## Start

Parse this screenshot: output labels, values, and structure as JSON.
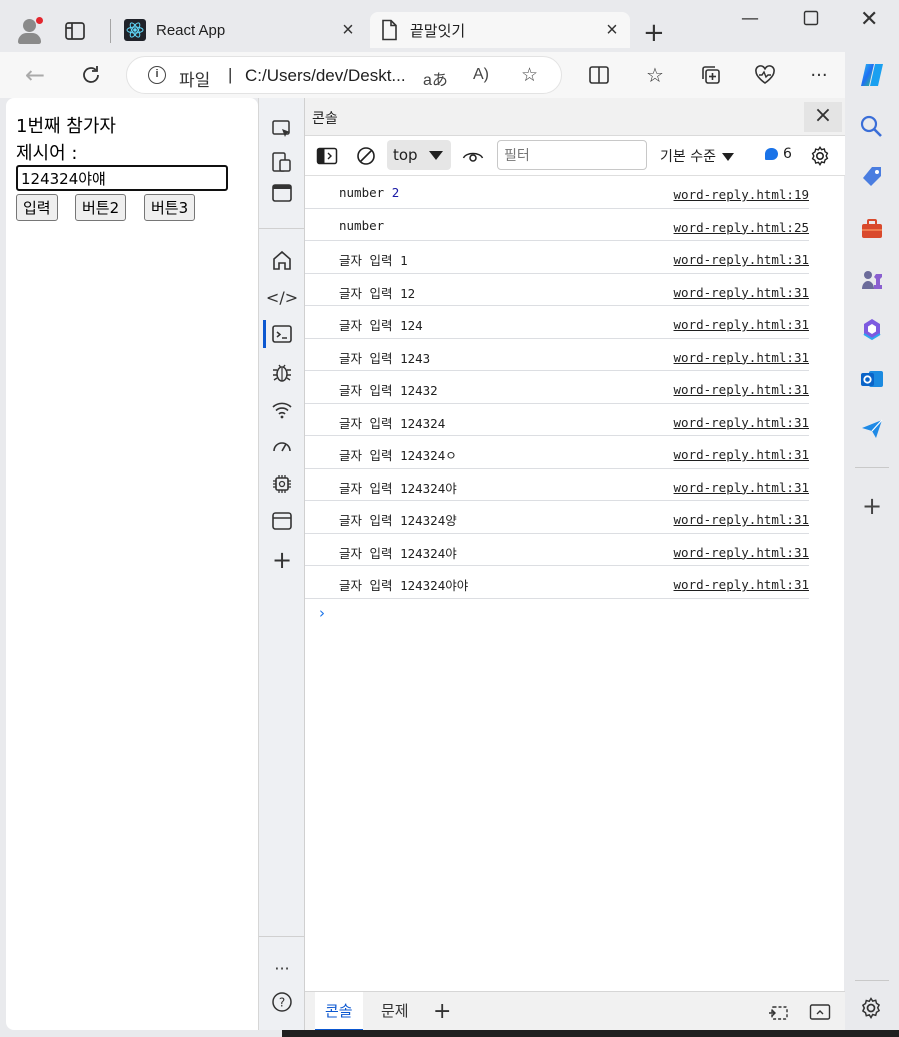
{
  "tabs": [
    {
      "title": "React App"
    },
    {
      "title": "끝말잇기"
    }
  ],
  "address": {
    "prefix": "파일",
    "url": "C:/Users/dev/Deskt..."
  },
  "page": {
    "participant": "1번째 참가자",
    "word_label": "제시어 :",
    "input_value": "124324야얘",
    "buttons": [
      "입력",
      "버튼2",
      "버튼3"
    ]
  },
  "devtools": {
    "panel_title": "콘솔",
    "context": "top",
    "filter_placeholder": "필터",
    "level": "기본 수준",
    "issues_count": "6",
    "logs": [
      {
        "text": "number",
        "value": "2",
        "source": "word-reply.html:19"
      },
      {
        "text": "number",
        "value": "",
        "source": "word-reply.html:25"
      },
      {
        "text": "글자 입력",
        "value": "1",
        "source": "word-reply.html:31"
      },
      {
        "text": "글자 입력",
        "value": "12",
        "source": "word-reply.html:31"
      },
      {
        "text": "글자 입력",
        "value": "124",
        "source": "word-reply.html:31"
      },
      {
        "text": "글자 입력",
        "value": "1243",
        "source": "word-reply.html:31"
      },
      {
        "text": "글자 입력",
        "value": "12432",
        "source": "word-reply.html:31"
      },
      {
        "text": "글자 입력",
        "value": "124324",
        "source": "word-reply.html:31"
      },
      {
        "text": "글자 입력",
        "value": "124324ㅇ",
        "source": "word-reply.html:31"
      },
      {
        "text": "글자 입력",
        "value": "124324야",
        "source": "word-reply.html:31"
      },
      {
        "text": "글자 입력",
        "value": "124324양",
        "source": "word-reply.html:31"
      },
      {
        "text": "글자 입력",
        "value": "124324야",
        "source": "word-reply.html:31"
      },
      {
        "text": "글자 입력",
        "value": "124324야야",
        "source": "word-reply.html:31"
      }
    ],
    "drawer_tabs": [
      "콘솔",
      "문제"
    ]
  },
  "colors": {
    "accent": "#1a73e8",
    "link_blue": "#0b57d0"
  }
}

## End

→ TO BE DONE: Leave out the pictures and output every record above precisely as given.

→ FULL OUTPUT:
Parse this screenshot: output labels, values, and structure as JSON.
{
  "tabs": [
    {
      "title": "React App"
    },
    {
      "title": "끝말잇기"
    }
  ],
  "address": {
    "prefix": "파일",
    "url": "C:/Users/dev/Deskt..."
  },
  "page": {
    "participant": "1번째 참가자",
    "word_label": "제시어 :",
    "input_value": "124324야얘",
    "buttons": [
      "입력",
      "버튼2",
      "버튼3"
    ]
  },
  "devtools": {
    "panel_title": "콘솔",
    "context": "top",
    "filter_placeholder": "필터",
    "level": "기본 수준",
    "issues_count": "6",
    "logs": [
      {
        "text": "number",
        "value": "2",
        "source": "word-reply.html:19"
      },
      {
        "text": "number",
        "value": "",
        "source": "word-reply.html:25"
      },
      {
        "text": "글자 입력",
        "value": "1",
        "source": "word-reply.html:31"
      },
      {
        "text": "글자 입력",
        "value": "12",
        "source": "word-reply.html:31"
      },
      {
        "text": "글자 입력",
        "value": "124",
        "source": "word-reply.html:31"
      },
      {
        "text": "글자 입력",
        "value": "1243",
        "source": "word-reply.html:31"
      },
      {
        "text": "글자 입력",
        "value": "12432",
        "source": "word-reply.html:31"
      },
      {
        "text": "글자 입력",
        "value": "124324",
        "source": "word-reply.html:31"
      },
      {
        "text": "글자 입력",
        "value": "124324ㅇ",
        "source": "word-reply.html:31"
      },
      {
        "text": "글자 입력",
        "value": "124324야",
        "source": "word-reply.html:31"
      },
      {
        "text": "글자 입력",
        "value": "124324양",
        "source": "word-reply.html:31"
      },
      {
        "text": "글자 입력",
        "value": "124324야",
        "source": "word-reply.html:31"
      },
      {
        "text": "글자 입력",
        "value": "124324야야",
        "source": "word-reply.html:31"
      }
    ],
    "drawer_tabs": [
      "콘솔",
      "문제"
    ]
  },
  "colors": {
    "accent": "#1a73e8",
    "link_blue": "#0b57d0"
  }
}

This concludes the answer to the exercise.